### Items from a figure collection
⁂

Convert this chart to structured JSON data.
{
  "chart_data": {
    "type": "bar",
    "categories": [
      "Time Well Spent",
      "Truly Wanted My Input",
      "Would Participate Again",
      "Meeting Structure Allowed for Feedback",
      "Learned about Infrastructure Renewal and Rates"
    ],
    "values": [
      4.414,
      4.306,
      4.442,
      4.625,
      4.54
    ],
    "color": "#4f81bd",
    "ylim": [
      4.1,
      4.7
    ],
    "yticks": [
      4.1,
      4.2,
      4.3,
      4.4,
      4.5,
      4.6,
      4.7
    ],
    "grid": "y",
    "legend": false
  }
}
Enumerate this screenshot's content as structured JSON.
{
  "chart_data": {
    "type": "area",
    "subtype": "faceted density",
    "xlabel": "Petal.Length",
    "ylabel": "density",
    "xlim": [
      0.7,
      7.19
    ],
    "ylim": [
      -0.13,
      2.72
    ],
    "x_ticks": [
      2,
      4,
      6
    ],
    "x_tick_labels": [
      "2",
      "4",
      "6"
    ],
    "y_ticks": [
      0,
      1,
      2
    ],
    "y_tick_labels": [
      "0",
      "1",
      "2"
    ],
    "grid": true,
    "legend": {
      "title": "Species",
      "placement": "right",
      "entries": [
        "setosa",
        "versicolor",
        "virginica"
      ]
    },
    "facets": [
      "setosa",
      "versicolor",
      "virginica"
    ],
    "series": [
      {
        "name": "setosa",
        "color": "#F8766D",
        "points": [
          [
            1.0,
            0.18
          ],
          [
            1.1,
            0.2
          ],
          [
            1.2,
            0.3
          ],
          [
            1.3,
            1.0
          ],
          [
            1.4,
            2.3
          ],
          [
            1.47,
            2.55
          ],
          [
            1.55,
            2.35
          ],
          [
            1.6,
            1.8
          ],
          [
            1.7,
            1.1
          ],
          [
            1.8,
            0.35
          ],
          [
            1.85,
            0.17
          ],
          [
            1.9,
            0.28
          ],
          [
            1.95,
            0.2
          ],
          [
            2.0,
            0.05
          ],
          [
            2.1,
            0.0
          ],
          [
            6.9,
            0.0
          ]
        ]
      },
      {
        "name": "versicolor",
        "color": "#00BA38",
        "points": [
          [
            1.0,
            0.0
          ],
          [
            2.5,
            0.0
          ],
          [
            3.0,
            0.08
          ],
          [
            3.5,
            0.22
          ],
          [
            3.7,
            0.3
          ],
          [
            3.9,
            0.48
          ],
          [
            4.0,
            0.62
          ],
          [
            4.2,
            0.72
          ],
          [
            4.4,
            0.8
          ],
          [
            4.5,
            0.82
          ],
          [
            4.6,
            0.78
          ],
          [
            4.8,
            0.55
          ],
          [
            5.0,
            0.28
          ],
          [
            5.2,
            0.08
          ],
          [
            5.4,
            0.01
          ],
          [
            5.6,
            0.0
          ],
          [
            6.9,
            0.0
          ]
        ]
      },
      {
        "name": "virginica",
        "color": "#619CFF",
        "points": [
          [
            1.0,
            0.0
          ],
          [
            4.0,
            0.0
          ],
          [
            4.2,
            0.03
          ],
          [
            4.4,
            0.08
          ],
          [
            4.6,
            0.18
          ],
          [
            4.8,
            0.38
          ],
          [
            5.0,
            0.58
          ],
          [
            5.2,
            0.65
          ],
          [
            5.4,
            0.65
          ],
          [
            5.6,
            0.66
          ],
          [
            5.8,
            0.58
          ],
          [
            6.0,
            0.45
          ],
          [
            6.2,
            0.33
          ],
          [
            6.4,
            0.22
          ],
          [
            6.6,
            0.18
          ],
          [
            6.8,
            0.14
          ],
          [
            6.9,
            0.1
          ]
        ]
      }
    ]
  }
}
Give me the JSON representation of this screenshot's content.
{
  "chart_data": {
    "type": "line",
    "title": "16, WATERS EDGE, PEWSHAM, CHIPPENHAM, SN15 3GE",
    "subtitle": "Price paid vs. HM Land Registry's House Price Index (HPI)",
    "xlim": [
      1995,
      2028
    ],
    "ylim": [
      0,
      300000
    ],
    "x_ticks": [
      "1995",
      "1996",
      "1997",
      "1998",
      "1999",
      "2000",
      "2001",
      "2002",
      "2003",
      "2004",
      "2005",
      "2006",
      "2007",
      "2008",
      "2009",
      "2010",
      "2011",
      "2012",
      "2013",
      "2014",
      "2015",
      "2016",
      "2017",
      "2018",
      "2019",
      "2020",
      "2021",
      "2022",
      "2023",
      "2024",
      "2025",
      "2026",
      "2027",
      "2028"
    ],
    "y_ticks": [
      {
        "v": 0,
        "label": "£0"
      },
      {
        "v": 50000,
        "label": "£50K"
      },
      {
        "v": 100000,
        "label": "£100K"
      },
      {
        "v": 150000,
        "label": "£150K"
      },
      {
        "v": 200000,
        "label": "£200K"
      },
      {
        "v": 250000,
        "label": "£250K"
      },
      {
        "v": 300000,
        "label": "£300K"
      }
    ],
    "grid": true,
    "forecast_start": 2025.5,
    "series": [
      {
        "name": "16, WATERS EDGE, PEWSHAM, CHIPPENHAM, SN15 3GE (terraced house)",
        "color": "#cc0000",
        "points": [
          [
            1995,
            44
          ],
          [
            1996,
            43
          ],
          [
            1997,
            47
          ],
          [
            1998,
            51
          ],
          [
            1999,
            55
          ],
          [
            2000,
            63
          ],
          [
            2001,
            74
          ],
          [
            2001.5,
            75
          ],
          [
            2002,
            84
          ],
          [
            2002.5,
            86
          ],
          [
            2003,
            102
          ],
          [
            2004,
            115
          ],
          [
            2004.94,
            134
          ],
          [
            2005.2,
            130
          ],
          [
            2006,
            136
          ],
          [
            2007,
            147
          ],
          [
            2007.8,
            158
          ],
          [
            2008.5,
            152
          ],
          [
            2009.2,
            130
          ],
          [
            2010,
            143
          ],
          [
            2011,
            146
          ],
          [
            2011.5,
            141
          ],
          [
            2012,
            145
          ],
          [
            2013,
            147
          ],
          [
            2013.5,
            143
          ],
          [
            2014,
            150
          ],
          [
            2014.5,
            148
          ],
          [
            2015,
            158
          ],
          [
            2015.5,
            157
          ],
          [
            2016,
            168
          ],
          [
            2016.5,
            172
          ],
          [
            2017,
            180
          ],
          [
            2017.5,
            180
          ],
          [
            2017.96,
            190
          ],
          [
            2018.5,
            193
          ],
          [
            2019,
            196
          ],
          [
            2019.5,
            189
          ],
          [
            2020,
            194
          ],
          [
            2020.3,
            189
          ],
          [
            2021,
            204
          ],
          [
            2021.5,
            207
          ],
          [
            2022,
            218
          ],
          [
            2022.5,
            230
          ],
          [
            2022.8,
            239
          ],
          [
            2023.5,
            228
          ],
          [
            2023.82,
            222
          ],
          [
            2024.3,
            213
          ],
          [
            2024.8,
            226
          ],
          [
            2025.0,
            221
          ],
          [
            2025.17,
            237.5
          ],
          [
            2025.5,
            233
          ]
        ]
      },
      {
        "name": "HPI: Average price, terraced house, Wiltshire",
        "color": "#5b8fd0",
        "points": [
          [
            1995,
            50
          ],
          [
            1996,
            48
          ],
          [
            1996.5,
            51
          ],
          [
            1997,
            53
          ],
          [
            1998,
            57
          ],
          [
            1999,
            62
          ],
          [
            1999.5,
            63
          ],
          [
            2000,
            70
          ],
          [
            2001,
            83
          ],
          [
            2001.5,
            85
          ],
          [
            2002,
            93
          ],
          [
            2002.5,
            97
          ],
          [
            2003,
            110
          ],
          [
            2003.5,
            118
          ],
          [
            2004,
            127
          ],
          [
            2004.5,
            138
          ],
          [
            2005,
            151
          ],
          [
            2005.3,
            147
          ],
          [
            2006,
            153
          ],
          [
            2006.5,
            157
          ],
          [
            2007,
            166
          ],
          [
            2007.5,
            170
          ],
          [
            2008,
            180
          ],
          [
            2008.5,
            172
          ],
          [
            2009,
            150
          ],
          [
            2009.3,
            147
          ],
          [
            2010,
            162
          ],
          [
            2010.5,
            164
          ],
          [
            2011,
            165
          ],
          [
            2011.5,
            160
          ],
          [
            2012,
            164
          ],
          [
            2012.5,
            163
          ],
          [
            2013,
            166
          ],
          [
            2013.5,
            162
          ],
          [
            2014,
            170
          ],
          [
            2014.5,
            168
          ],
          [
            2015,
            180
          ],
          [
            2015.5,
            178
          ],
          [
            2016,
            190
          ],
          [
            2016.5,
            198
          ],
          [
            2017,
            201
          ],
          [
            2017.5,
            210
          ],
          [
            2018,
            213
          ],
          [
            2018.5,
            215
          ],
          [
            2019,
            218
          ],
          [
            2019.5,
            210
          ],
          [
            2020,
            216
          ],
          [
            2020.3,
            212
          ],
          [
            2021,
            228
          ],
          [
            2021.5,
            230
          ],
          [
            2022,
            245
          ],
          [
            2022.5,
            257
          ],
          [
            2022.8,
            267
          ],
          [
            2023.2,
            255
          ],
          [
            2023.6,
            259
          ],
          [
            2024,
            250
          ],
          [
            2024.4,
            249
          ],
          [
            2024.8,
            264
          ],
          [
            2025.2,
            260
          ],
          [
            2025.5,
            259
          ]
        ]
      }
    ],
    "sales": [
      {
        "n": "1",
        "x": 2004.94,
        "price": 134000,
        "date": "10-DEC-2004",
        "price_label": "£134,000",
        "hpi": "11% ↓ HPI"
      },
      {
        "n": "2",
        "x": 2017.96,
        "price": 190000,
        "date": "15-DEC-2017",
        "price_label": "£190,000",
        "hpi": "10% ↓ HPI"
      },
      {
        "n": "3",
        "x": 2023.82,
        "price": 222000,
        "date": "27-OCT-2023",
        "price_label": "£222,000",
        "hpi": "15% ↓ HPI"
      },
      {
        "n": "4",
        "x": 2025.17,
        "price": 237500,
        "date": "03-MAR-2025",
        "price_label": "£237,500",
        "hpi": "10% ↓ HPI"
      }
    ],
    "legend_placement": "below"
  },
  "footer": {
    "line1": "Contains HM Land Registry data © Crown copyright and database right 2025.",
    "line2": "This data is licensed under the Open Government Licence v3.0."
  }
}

⁂

### Brief
Pull out all lines containing "virginica".

### Exercise response
        "virginica"
      "virginica"
        "name": "virginica",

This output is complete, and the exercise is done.